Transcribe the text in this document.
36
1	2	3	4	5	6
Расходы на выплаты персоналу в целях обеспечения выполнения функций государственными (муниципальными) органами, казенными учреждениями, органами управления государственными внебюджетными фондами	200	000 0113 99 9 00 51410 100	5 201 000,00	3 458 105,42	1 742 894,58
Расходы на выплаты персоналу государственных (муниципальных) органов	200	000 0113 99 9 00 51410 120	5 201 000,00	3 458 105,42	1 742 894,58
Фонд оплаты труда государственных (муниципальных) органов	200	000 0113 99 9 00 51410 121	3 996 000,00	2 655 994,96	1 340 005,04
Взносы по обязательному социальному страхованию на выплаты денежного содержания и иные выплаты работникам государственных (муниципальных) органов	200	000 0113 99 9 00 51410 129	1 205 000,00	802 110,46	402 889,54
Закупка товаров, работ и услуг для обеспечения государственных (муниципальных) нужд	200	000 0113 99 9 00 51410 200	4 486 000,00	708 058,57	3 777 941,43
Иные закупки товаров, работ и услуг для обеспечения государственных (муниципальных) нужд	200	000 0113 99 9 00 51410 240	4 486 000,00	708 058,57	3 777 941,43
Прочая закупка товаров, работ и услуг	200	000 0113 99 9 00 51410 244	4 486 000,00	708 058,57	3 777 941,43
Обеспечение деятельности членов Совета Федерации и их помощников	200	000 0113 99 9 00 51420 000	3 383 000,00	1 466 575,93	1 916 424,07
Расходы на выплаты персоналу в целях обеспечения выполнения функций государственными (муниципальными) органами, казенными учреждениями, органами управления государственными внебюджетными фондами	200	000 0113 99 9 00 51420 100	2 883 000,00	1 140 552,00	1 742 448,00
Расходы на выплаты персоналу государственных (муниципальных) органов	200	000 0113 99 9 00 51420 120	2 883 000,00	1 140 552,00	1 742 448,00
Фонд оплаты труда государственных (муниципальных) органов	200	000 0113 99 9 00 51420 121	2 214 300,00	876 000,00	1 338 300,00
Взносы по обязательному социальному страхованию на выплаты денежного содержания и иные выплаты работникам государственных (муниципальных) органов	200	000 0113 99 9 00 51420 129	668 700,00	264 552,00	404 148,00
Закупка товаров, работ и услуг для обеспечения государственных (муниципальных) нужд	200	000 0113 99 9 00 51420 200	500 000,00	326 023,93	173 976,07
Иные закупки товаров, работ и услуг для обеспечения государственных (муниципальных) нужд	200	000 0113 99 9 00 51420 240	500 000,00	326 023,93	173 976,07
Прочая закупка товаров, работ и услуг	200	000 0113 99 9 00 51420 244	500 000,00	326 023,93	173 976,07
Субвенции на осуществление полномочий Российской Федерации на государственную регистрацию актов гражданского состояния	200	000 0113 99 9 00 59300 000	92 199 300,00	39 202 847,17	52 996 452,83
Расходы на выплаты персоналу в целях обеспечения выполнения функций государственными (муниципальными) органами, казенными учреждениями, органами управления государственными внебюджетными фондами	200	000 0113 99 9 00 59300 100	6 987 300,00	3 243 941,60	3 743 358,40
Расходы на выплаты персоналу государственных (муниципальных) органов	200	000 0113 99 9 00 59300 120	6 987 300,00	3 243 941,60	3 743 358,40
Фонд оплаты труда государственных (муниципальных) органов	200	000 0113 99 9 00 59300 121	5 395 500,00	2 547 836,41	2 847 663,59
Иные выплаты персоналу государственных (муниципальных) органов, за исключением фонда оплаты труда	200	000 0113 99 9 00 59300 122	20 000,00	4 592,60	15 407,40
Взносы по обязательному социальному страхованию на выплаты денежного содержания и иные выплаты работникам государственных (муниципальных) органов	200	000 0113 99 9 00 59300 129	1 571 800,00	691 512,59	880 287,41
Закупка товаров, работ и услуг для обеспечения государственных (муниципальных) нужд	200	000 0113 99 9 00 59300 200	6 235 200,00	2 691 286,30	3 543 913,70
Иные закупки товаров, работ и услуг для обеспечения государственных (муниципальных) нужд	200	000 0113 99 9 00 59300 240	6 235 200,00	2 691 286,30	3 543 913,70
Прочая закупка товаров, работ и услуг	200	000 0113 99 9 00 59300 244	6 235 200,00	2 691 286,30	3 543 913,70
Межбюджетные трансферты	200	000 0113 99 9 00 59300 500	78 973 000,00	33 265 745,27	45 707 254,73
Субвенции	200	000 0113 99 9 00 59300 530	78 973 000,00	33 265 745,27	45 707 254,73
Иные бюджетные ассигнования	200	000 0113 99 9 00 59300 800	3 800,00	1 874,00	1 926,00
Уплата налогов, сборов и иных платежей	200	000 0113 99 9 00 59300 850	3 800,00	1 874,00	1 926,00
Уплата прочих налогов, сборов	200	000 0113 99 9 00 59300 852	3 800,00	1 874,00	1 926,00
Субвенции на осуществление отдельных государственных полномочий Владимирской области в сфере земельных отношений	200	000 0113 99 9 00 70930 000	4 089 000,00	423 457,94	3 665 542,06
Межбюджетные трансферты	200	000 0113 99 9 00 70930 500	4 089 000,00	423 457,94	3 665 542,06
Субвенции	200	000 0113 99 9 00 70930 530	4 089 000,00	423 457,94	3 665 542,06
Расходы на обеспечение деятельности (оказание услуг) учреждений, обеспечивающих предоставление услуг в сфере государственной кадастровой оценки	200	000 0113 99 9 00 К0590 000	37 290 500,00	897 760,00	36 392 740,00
+--
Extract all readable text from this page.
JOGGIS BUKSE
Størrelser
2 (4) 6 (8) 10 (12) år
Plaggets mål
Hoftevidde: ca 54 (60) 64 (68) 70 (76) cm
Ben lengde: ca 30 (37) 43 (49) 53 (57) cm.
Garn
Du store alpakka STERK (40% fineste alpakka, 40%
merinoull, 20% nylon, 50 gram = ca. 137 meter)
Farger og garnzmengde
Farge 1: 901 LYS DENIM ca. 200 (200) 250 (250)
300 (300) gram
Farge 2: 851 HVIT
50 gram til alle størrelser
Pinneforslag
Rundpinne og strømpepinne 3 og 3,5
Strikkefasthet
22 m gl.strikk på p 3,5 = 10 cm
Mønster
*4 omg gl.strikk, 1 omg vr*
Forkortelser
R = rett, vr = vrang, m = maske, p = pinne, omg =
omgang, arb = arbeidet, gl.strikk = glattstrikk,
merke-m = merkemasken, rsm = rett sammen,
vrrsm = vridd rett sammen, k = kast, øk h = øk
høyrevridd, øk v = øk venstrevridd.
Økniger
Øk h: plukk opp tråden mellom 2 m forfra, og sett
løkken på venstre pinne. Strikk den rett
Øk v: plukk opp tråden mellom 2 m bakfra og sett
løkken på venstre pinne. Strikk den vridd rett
+--
* Brief: Identify every line above that includes the word "деятельности", and show those lines.

* Full answer:
Обеспечение деятельности членов Совета Федерации и их помощников	200	000 0113 99 9 00 51420 000	3 383 000,00	1 466 575,93	1 916 424,07
Расходы на обеспечение деятельности (оказание услуг) учреждений, обеспечивающих предоставление услуг в сфере государственной кадастровой оценки	200	000 0113 99 9 00 К0590 000	37 290 500,00	897 760,00	36 392 740,00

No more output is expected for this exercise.